**TEXTABSCHNITT**
((

Kritik im Handgemenge

Es wäre beinahe witzig, wenn es nicht so traurig wäre: Die deutsche Rechte, die mit bizarren Shows versucht, die »gilets jaunes« zu kopieren und die staatstreue Reformlinke sind sich im Grunde in der Einschätzung der französischen Bewegung einig. Beide glauben, sie sei irgendwas zwischen Pegida und Friedensmahnwachen, nur eben grösser und wuchtiger.

Dabei ist das völliger Blödsinn. Die »Gelbwesten« sind eine relativ typische spontane soziale Massenbewegung. Und klassischer Weise sind solche Bewegungen ideologisch diffus. Sie entzünden sich an konkreten Problemen der Menschen, und wenn der Schuh krass drückt, wachsen sie und spitzen sich zu. In einer solchen Bewegung kommt es zu Aushandlungsprozessen, welche weltanschauliche Hegemonie sich durchsetzt. Viele Genoss*innen in Frankreich stellen sich diesem Kampf und gehen als Teil der Protestbewegung gegen Faschist*innen vor – mit Worten und Fäusten.

))

**EXTRAHIERTE ZEILEN**
((

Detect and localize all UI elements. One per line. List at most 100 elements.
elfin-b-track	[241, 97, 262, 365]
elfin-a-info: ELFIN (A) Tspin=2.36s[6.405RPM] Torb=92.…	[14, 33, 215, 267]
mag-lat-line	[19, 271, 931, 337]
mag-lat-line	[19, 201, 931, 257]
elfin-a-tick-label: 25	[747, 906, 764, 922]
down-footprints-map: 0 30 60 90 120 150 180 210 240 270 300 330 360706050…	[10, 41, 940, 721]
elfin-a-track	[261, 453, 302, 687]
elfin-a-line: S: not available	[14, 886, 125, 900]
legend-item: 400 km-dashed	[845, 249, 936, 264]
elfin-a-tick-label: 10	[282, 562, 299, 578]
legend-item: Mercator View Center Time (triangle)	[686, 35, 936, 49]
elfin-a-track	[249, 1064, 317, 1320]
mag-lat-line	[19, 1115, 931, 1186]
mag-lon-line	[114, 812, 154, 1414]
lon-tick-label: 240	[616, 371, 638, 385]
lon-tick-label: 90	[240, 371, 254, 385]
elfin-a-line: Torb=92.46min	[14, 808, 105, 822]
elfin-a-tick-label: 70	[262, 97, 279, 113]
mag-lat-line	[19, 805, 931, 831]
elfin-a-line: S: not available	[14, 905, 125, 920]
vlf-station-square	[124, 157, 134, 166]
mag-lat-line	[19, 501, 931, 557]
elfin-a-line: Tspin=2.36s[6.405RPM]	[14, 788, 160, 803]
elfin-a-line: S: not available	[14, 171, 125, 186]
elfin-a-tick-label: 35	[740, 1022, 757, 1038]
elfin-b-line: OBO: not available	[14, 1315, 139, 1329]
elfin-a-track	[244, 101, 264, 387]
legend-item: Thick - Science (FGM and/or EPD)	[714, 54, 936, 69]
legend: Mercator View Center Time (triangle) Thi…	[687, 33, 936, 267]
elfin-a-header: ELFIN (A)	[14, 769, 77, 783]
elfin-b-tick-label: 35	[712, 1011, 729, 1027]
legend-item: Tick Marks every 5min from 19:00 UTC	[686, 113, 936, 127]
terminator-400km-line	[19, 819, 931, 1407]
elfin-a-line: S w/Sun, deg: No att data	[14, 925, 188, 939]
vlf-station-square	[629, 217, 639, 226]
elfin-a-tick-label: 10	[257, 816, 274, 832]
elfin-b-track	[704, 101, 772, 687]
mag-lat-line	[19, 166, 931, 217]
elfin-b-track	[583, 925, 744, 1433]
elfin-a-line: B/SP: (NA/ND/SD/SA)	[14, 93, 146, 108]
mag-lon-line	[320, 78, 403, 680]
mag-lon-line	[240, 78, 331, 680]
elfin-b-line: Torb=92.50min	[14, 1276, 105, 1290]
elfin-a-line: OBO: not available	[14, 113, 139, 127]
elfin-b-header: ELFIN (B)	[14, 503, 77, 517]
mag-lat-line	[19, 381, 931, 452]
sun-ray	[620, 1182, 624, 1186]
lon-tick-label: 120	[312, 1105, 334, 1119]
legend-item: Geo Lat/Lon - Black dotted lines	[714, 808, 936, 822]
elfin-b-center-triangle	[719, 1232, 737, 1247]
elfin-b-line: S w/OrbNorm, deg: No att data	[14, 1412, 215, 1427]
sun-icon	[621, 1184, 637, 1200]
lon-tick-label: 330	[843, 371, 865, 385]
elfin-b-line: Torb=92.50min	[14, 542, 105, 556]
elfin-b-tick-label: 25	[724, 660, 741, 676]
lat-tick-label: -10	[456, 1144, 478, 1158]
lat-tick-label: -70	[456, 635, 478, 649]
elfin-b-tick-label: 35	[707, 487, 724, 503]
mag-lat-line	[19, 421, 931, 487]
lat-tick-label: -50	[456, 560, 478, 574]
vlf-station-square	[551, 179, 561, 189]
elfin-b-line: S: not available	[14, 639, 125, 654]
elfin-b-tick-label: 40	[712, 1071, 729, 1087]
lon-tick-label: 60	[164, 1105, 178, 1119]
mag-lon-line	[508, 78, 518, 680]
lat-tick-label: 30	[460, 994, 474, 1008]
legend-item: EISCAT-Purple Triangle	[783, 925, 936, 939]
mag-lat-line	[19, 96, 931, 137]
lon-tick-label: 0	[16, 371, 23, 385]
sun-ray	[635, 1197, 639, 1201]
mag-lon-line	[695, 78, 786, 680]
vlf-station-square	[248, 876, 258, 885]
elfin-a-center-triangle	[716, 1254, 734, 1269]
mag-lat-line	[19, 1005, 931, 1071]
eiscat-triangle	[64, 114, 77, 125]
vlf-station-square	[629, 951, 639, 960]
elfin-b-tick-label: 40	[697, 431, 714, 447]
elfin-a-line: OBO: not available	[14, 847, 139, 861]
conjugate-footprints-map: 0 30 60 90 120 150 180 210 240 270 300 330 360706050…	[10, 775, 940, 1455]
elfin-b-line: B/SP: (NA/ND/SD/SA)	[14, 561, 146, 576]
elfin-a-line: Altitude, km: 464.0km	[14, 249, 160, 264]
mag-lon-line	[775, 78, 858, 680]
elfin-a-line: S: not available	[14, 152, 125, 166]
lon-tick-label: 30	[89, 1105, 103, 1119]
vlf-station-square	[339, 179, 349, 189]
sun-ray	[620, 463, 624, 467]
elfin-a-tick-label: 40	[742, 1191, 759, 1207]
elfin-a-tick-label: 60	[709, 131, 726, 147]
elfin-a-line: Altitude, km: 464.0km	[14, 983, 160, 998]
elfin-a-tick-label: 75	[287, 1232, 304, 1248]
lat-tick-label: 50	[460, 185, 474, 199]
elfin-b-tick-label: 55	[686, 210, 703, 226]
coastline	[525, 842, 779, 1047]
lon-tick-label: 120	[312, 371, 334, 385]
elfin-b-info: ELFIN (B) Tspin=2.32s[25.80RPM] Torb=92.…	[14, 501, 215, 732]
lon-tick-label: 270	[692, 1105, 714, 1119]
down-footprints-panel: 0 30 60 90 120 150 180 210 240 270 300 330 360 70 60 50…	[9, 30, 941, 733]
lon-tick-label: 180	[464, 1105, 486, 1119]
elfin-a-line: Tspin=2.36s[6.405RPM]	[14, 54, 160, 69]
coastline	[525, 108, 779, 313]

))

**AUFTRAG 1**
Fasse den Textabschnitt über die Gelbwesten in zwei Sätzen zusammen.
**AUFTRAG 2**
Gib den Textabschnitt über die Gelbwesten von „Kritik im Handgemenge“ bis „grösser und wuchtiger.“ wortgetreu wieder.
**AUFTRAG 3**
Führe den Text über die Gelbwesten im Anschluss an seinen letzten Satz weiter.
Die Zeilen haben hierfür keine Bedeutung.

**ERGEBNIS 1**
Die deutsche Rechte und die staatstreue Reformlinke halten die »Gelbwesten« übereinstimmend für etwas zwischen Pegida und Friedensmahnwachen, nur größer und wuchtiger, was der Text als Blödsinn zurückweist. Stattdessen seien sie eine relativ typische, ideologisch diffuse spontane soziale Massenbewegung, in der um die weltanschauliche Hegemonie gerungen wird und in der viele Genoss*innen in Frankreich gegen Faschist*innen vorgehen.

**ERGEBNIS 2**
Kritik im Handgemenge

Es wäre beinahe witzig, wenn es nicht so traurig wäre: Die deutsche Rechte, die mit bizarren Shows versucht, die »gilets jaunes« zu kopieren und die staatstreue Reformlinke sind sich im Grunde in der Einschätzung der französischen Bewegung einig. Beide glauben, sie sei irgendwas zwischen Pegida und Friedensmahnwachen, nur eben grösser und wuchtiger.

**ERGEBNIS 3**
Dafür gibt es eine gute Grundlage. Denn der Aufhänger der Proteste ist eben nicht, wie bei Pegida, das Bedürfnis nach unten zu treten. Die Forderungen nach Mindestlohn, dem Rücktritt einer neoliberalen, imperialistischen Regierung und mehr Steuergerechtigkeit sind zwar kaum revolutionär. Aber im Unterschied zu den skurrilen Kopie-Versuchen deutscher Faschos geht es eben in der Masse nicht um den »Migrationspakt« oder »Masseneinwanderung«. Die französische Gelbweste neidet nicht dem Refugee sein Smartphone, sondern will der eigenen Regierung an den Kragen.

Die »gilets jaunes« sind eher zu vergleichen mit den Krisenprotesten in Griechenland oder dem Gezi-Aufstand in der Türkei, als dass sie irgendetwas mit Pegida gemein hätten. Bei letzterem waren – ignoriert von der an Projektionsflächen, nicht tatsächlichen Bewegungen interessierten – liberalen Linken Deutschlands zehntausende türkische Nationalist*innen beteiligt. Und dennoch hätte die türkische und kurdische Linke nie gesagt: „Nö, also da gehen wir lieber nachhause.“ Die Ansage war: „Das sind unsere Proteste.“ Und klar: Im Gezi-Park kam es regelmässig zu handgreiflichen Auseinandersetzungen, wenn Nationalist*innen versuchten, kurdische Fahnen zu entfernen. Man gewann die Auseinandersetzungen, verankerte linke Forderungen in der Gesamtbewegung und prägte diese Bewegung.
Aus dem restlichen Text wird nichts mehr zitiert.